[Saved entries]
▶

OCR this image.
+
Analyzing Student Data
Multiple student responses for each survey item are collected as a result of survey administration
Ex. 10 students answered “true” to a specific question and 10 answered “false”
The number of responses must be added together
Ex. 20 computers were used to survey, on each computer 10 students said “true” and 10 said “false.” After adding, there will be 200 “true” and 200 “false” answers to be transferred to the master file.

◀

Stated exercise ▸ From the records above, extract every line exactly as it stands.

Output for this task ▸
OCR this image.
+
Analyzing Student Data
Multiple student responses for each survey item are collected as a result of survey administration
Ex. 10 students answered “true” to a specific question and 10 answered “false”
The number of responses must be added together
Ex. 20 computers were used to survey, on each computer 10 students said “true” and 10 said “false.” After adding, there will be 200 “true” and 200 “false” answers to be transferred to the master file.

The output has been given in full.